(Items listed in a dataset)
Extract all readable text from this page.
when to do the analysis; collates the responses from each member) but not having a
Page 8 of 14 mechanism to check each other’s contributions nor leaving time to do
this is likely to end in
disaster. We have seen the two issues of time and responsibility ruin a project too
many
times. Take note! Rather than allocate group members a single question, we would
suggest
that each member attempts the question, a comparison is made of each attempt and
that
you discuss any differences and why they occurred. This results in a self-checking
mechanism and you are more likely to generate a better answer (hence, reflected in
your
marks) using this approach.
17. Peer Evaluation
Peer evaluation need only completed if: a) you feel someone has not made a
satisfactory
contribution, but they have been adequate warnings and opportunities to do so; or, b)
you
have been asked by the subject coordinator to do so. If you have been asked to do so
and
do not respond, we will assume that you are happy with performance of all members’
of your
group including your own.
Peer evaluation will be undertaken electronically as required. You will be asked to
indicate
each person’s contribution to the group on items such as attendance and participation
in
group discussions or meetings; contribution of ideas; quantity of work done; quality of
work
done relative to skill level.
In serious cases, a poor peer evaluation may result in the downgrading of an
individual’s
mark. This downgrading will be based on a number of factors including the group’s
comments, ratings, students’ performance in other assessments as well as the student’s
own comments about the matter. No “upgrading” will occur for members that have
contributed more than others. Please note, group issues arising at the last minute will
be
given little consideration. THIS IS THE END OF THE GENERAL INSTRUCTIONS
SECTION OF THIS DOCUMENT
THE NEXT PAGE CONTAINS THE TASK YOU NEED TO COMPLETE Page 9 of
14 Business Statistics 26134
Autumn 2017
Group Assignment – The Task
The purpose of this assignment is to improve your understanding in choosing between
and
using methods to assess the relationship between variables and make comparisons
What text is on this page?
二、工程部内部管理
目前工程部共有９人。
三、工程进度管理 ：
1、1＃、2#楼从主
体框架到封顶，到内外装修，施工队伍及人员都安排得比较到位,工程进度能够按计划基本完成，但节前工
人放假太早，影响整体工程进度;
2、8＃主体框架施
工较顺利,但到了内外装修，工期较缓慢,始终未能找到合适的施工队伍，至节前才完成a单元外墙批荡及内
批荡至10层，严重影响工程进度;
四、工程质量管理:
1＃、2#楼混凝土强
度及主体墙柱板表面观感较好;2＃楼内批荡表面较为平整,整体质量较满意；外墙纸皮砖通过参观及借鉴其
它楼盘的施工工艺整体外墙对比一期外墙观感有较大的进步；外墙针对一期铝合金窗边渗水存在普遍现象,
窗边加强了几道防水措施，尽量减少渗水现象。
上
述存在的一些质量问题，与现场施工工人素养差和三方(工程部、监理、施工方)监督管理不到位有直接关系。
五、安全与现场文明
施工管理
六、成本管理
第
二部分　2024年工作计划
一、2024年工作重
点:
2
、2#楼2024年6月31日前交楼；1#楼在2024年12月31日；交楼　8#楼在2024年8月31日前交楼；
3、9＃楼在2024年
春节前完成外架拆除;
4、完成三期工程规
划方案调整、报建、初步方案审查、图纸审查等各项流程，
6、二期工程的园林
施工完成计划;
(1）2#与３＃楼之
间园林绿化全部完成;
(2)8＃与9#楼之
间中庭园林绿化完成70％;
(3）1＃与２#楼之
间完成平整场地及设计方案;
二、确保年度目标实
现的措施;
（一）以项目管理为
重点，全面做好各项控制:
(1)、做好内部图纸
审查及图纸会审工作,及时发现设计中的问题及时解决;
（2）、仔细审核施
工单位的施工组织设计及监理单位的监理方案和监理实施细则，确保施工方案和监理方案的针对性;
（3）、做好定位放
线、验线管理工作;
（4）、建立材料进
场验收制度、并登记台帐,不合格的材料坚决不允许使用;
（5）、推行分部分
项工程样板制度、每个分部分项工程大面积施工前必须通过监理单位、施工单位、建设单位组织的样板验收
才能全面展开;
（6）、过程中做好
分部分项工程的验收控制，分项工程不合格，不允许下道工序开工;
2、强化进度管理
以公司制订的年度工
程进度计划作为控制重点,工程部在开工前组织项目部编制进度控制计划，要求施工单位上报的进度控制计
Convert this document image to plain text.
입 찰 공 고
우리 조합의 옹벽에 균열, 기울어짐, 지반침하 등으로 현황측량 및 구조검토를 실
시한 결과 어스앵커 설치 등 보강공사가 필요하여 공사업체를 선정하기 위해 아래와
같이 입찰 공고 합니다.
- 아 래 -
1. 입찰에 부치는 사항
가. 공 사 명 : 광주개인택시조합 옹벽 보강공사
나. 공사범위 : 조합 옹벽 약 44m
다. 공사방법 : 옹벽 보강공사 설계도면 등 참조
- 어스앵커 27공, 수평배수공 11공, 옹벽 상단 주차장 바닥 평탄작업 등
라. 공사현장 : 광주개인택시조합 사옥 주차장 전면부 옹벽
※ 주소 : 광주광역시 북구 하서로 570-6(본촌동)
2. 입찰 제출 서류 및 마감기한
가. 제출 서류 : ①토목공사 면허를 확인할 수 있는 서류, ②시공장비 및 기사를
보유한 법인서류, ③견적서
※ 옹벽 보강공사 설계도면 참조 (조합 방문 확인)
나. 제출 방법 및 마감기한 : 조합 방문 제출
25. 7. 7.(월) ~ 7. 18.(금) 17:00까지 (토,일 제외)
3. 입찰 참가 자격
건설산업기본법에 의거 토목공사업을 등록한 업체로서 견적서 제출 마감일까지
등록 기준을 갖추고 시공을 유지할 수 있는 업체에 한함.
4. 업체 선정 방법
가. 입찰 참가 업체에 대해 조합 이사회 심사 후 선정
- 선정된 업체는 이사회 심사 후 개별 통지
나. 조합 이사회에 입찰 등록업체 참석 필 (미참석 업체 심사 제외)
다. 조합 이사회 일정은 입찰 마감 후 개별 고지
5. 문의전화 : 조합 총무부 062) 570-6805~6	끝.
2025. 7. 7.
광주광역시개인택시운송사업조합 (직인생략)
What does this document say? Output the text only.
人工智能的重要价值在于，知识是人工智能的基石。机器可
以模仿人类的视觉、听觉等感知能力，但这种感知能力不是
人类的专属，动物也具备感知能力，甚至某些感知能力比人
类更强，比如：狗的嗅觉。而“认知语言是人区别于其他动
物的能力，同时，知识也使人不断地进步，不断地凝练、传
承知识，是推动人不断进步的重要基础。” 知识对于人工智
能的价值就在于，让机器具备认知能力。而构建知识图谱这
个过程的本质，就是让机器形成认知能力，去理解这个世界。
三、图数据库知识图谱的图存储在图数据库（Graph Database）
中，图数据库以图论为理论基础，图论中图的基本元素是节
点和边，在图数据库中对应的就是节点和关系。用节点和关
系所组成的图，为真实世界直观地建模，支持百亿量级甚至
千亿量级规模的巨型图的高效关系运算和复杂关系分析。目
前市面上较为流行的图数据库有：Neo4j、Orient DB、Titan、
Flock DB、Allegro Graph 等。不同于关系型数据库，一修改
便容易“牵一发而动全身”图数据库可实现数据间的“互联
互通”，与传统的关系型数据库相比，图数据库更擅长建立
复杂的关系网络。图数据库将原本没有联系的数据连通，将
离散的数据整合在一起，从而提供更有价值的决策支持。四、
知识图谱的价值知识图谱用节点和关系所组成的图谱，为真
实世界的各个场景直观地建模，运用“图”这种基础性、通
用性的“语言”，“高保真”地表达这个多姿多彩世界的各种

* **TASK INSTRUCTIONS**: Return what is listed above, exactly and completely.

* **SOLUTION TO THIS PROBLEM**:
Extract all readable text from this page.
when to do the analysis; collates the responses from each member) but not having a
Page 8 of 14 mechanism to check each other’s contributions nor leaving time to do
this is likely to end in
disaster. We have seen the two issues of time and responsibility ruin a project too
many
times. Take note! Rather than allocate group members a single question, we would
suggest
that each member attempts the question, a comparison is made of each attempt and
that
you discuss any differences and why they occurred. This results in a self-checking
mechanism and you are more likely to generate a better answer (hence, reflected in
your
marks) using this approach.
17. Peer Evaluation
Peer evaluation need only completed if: a) you feel someone has not made a
satisfactory
contribution, but they have been adequate warnings and opportunities to do so; or, b)
you
have been asked by the subject coordinator to do so. If you have been asked to do so
and
do not respond, we will assume that you are happy with performance of all members’
of your
group including your own.
Peer evaluation will be undertaken electronically as required. You will be asked to
indicate
each person’s contribution to the group on items such as attendance and participation
in
group discussions or meetings; contribution of ideas; quantity of work done; quality of
work
done relative to skill level.
In serious cases, a poor peer evaluation may result in the downgrading of an
individual’s
mark. This downgrading will be based on a number of factors including the group’s
comments, ratings, students’ performance in other assessments as well as the student’s
own comments about the matter. No “upgrading” will occur for members that have
contributed more than others. Please note, group issues arising at the last minute will
be
given little consideration. THIS IS THE END OF THE GENERAL INSTRUCTIONS
SECTION OF THIS DOCUMENT
THE NEXT PAGE CONTAINS THE TASK YOU NEED TO COMPLETE Page 9 of
14 Business Statistics 26134
Autumn 2017
Group Assignment – The Task
The purpose of this assignment is to improve your understanding in choosing between
and
using methods to assess the relationship between variables and make comparisons
What text is on this page?
二、工程部内部管理
目前工程部共有９人。
三、工程进度管理 ：
1、1＃、2#楼从主
体框架到封顶，到内外装修，施工队伍及人员都安排得比较到位,工程进度能够按计划基本完成，但节前工
人放假太早，影响整体工程进度;
2、8＃主体框架施
工较顺利,但到了内外装修，工期较缓慢,始终未能找到合适的施工队伍，至节前才完成a单元外墙批荡及内
批荡至10层，严重影响工程进度;
四、工程质量管理:
1＃、2#楼混凝土强
度及主体墙柱板表面观感较好;2＃楼内批荡表面较为平整,整体质量较满意；外墙纸皮砖通过参观及借鉴其
它楼盘的施工工艺整体外墙对比一期外墙观感有较大的进步；外墙针对一期铝合金窗边渗水存在普遍现象,
窗边加强了几道防水措施，尽量减少渗水现象。
上
述存在的一些质量问题，与现场施工工人素养差和三方(工程部、监理、施工方)监督管理不到位有直接关系。
五、安全与现场文明
施工管理
六、成本管理
第
二部分　2024年工作计划
一、2024年工作重
点:
2
、2#楼2024年6月31日前交楼；1#楼在2024年12月31日；交楼　8#楼在2024年8月31日前交楼；
3、9＃楼在2024年
春节前完成外架拆除;
4、完成三期工程规
划方案调整、报建、初步方案审查、图纸审查等各项流程，
6、二期工程的园林
施工完成计划;
(1）2#与３＃楼之
间园林绿化全部完成;
(2)8＃与9#楼之
间中庭园林绿化完成70％;
(3）1＃与２#楼之
间完成平整场地及设计方案;
二、确保年度目标实
现的措施;
（一）以项目管理为
重点，全面做好各项控制:
(1)、做好内部图纸
审查及图纸会审工作,及时发现设计中的问题及时解决;
（2）、仔细审核施
工单位的施工组织设计及监理单位的监理方案和监理实施细则，确保施工方案和监理方案的针对性;
（3）、做好定位放
线、验线管理工作;
（4）、建立材料进
场验收制度、并登记台帐,不合格的材料坚决不允许使用;
（5）、推行分部分
项工程样板制度、每个分部分项工程大面积施工前必须通过监理单位、施工单位、建设单位组织的样板验收
才能全面展开;
（6）、过程中做好
分部分项工程的验收控制，分项工程不合格，不允许下道工序开工;
2、强化进度管理
以公司制订的年度工
程进度计划作为控制重点,工程部在开工前组织项目部编制进度控制计划，要求施工单位上报的进度控制计
Convert this document image to plain text.
입 찰 공 고
우리 조합의 옹벽에 균열, 기울어짐, 지반침하 등으로 현황측량 및 구조검토를 실
시한 결과 어스앵커 설치 등 보강공사가 필요하여 공사업체를 선정하기 위해 아래와
같이 입찰 공고 합니다.
- 아 래 -
1. 입찰에 부치는 사항
가. 공 사 명 : 광주개인택시조합 옹벽 보강공사
나. 공사범위 : 조합 옹벽 약 44m
다. 공사방법 : 옹벽 보강공사 설계도면 등 참조
- 어스앵커 27공, 수평배수공 11공, 옹벽 상단 주차장 바닥 평탄작업 등
라. 공사현장 : 광주개인택시조합 사옥 주차장 전면부 옹벽
※ 주소 : 광주광역시 북구 하서로 570-6(본촌동)
2. 입찰 제출 서류 및 마감기한
가. 제출 서류 : ①토목공사 면허를 확인할 수 있는 서류, ②시공장비 및 기사를
보유한 법인서류, ③견적서
※ 옹벽 보강공사 설계도면 참조 (조합 방문 확인)
나. 제출 방법 및 마감기한 : 조합 방문 제출
25. 7. 7.(월) ~ 7. 18.(금) 17:00까지 (토,일 제외)
3. 입찰 참가 자격
건설산업기본법에 의거 토목공사업을 등록한 업체로서 견적서 제출 마감일까지
등록 기준을 갖추고 시공을 유지할 수 있는 업체에 한함.
4. 업체 선정 방법
가. 입찰 참가 업체에 대해 조합 이사회 심사 후 선정
- 선정된 업체는 이사회 심사 후 개별 통지
나. 조합 이사회에 입찰 등록업체 참석 필 (미참석 업체 심사 제외)
다. 조합 이사회 일정은 입찰 마감 후 개별 고지
5. 문의전화 : 조합 총무부 062) 570-6805~6	끝.
2025. 7. 7.
광주광역시개인택시운송사업조합 (직인생략)
What does this document say? Output the text only.
人工智能的重要价值在于，知识是人工智能的基石。机器可
以模仿人类的视觉、听觉等感知能力，但这种感知能力不是
人类的专属，动物也具备感知能力，甚至某些感知能力比人
类更强，比如：狗的嗅觉。而“认知语言是人区别于其他动
物的能力，同时，知识也使人不断地进步，不断地凝练、传
承知识，是推动人不断进步的重要基础。” 知识对于人工智
能的价值就在于，让机器具备认知能力。而构建知识图谱这
个过程的本质，就是让机器形成认知能力，去理解这个世界。
三、图数据库知识图谱的图存储在图数据库（Graph Database）
中，图数据库以图论为理论基础，图论中图的基本元素是节
点和边，在图数据库中对应的就是节点和关系。用节点和关
系所组成的图，为真实世界直观地建模，支持百亿量级甚至
千亿量级规模的巨型图的高效关系运算和复杂关系分析。目
前市面上较为流行的图数据库有：Neo4j、Orient DB、Titan、
Flock DB、Allegro Graph 等。不同于关系型数据库，一修改
便容易“牵一发而动全身”图数据库可实现数据间的“互联
互通”，与传统的关系型数据库相比，图数据库更擅长建立
复杂的关系网络。图数据库将原本没有联系的数据连通，将
离散的数据整合在一起，从而提供更有价值的决策支持。四、
知识图谱的价值知识图谱用节点和关系所组成的图谱，为真
实世界的各个场景直观地建模，运用“图”这种基础性、通
用性的“语言”，“高保真”地表达这个多姿多彩世界的各种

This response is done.